Exercise aim:
From the listing below, copy every line with the word "safe".

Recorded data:
• • • • •
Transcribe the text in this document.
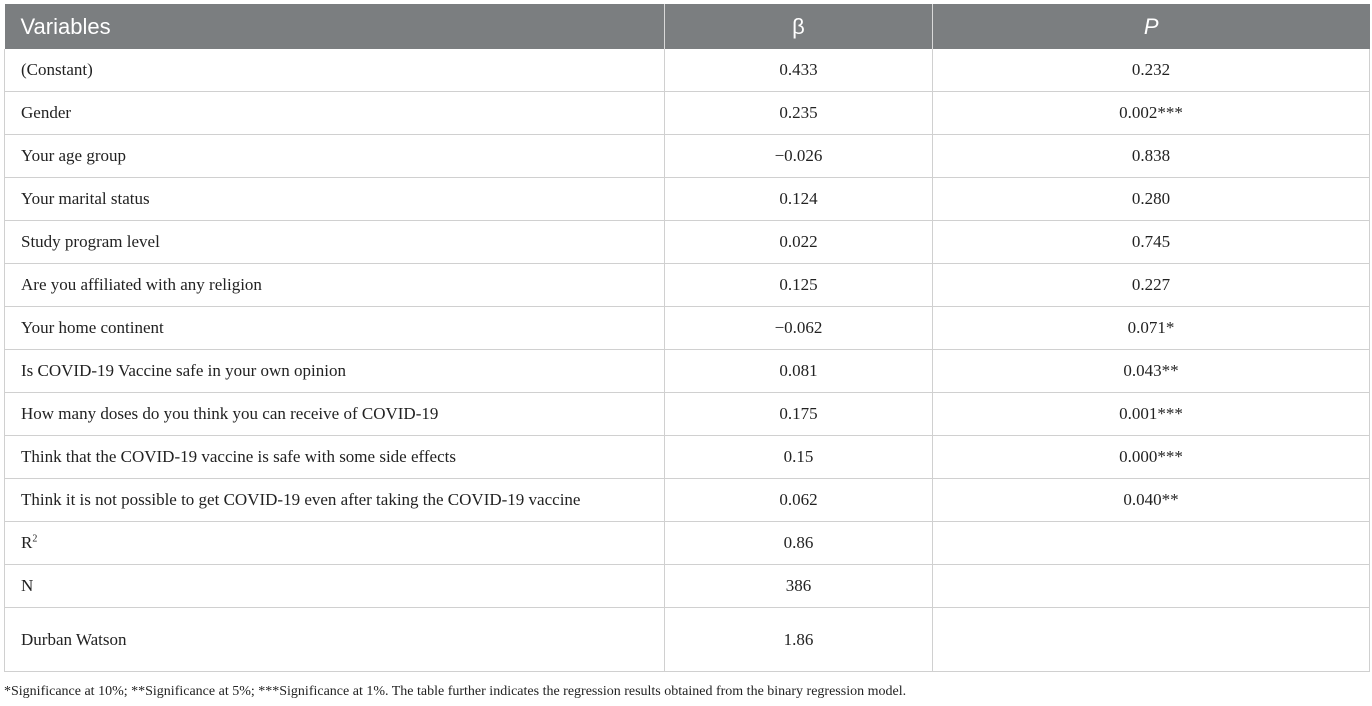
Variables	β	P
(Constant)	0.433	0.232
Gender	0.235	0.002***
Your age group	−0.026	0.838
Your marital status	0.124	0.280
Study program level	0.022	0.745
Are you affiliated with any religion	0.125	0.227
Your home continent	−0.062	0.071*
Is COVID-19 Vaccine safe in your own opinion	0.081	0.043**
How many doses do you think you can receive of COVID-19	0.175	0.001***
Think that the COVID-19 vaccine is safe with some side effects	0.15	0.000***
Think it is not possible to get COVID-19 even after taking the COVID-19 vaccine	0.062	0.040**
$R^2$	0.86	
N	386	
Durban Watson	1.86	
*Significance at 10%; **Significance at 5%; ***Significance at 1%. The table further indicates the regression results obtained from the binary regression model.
• • • • •
Written solution:
Is COVID-19 Vaccine safe in your own opinion	0.081	0.043**
Think that the COVID-19 vaccine is safe with some side effects	0.15	0.000***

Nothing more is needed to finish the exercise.